Retype the material below. Keep every word exactly as it is.

_ _ _ _

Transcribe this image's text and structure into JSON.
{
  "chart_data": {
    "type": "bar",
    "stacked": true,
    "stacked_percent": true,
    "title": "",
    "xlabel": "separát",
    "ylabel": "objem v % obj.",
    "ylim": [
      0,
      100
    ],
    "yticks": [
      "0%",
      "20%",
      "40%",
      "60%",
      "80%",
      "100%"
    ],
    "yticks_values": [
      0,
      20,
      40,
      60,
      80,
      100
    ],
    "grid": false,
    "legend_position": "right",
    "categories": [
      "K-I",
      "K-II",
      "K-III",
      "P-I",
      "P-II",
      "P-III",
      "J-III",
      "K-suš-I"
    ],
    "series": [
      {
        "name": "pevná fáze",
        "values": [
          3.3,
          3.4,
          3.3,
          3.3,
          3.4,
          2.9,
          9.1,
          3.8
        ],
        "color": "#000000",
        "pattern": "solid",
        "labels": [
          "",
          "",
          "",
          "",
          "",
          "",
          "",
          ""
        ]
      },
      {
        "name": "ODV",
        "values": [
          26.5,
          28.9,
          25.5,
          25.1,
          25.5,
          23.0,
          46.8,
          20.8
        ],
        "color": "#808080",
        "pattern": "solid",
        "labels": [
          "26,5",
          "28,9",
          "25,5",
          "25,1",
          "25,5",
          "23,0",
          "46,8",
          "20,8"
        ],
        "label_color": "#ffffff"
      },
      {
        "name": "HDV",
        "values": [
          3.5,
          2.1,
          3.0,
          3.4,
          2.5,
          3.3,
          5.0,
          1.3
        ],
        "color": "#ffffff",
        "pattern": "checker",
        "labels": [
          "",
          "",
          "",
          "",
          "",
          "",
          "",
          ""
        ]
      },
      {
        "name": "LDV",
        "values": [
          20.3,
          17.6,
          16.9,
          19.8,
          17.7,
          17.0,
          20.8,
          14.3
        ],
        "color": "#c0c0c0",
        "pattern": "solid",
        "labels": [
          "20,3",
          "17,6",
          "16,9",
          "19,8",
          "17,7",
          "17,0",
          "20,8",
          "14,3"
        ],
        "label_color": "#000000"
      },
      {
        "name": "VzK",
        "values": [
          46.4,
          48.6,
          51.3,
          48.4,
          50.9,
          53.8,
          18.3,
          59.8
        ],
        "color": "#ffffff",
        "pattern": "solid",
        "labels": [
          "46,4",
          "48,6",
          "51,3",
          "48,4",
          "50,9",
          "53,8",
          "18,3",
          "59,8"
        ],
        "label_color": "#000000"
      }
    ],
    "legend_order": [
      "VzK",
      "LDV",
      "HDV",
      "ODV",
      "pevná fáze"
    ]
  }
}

_ _ _ _

TASK OUTPUT
Transcribe this image's text and structure into JSON.
{
  "chart_data": {
    "type": "bar",
    "stacked": true,
    "stacked_percent": true,
    "title": "",
    "xlabel": "separát",
    "ylabel": "objem v % obj.",
    "ylim": [
      0,
      100
    ],
    "yticks": [
      "0%",
      "20%",
      "40%",
      "60%",
      "80%",
      "100%"
    ],
    "yticks_values": [
      0,
      20,
      40,
      60,
      80,
      100
    ],
    "grid": false,
    "legend_position": "right",
    "categories": [
      "K-I",
      "K-II",
      "K-III",
      "P-I",
      "P-II",
      "P-III",
      "J-III",
      "K-suš-I"
    ],
    "series": [
      {
        "name": "pevná fáze",
        "values": [
          3.3,
          3.4,
          3.3,
          3.3,
          3.4,
          2.9,
          9.1,
          3.8
        ],
        "color": "#000000",
        "pattern": "solid",
        "labels": [
          "",
          "",
          "",
          "",
          "",
          "",
          "",
          ""
        ]
      },
      {
        "name": "ODV",
        "values": [
          26.5,
          28.9,
          25.5,
          25.1,
          25.5,
          23.0,
          46.8,
          20.8
        ],
        "color": "#808080",
        "pattern": "solid",
        "labels": [
          "26,5",
          "28,9",
          "25,5",
          "25,1",
          "25,5",
          "23,0",
          "46,8",
          "20,8"
        ],
        "label_color": "#ffffff"
      },
      {
        "name": "HDV",
        "values": [
          3.5,
          2.1,
          3.0,
          3.4,
          2.5,
          3.3,
          5.0,
          1.3
        ],
        "color": "#ffffff",
        "pattern": "checker",
        "labels": [
          "",
          "",
          "",
          "",
          "",
          "",
          "",
          ""
        ]
      },
      {
        "name": "LDV",
        "values": [
          20.3,
          17.6,
          16.9,
          19.8,
          17.7,
          17.0,
          20.8,
          14.3
        ],
        "color": "#c0c0c0",
        "pattern": "solid",
        "labels": [
          "20,3",
          "17,6",
          "16,9",
          "19,8",
          "17,7",
          "17,0",
          "20,8",
          "14,3"
        ],
        "label_color": "#000000"
      },
      {
        "name": "VzK",
        "values": [
          46.4,
          48.6,
          51.3,
          48.4,
          50.9,
          53.8,
          18.3,
          59.8
        ],
        "color": "#ffffff",
        "pattern": "solid",
        "labels": [
          "46,4",
          "48,6",
          "51,3",
          "48,4",
          "50,9",
          "53,8",
          "18,3",
          "59,8"
        ],
        "label_color": "#000000"
      }
    ],
    "legend_order": [
      "VzK",
      "LDV",
      "HDV",
      "ODV",
      "pevná fáze"
    ]
  }
}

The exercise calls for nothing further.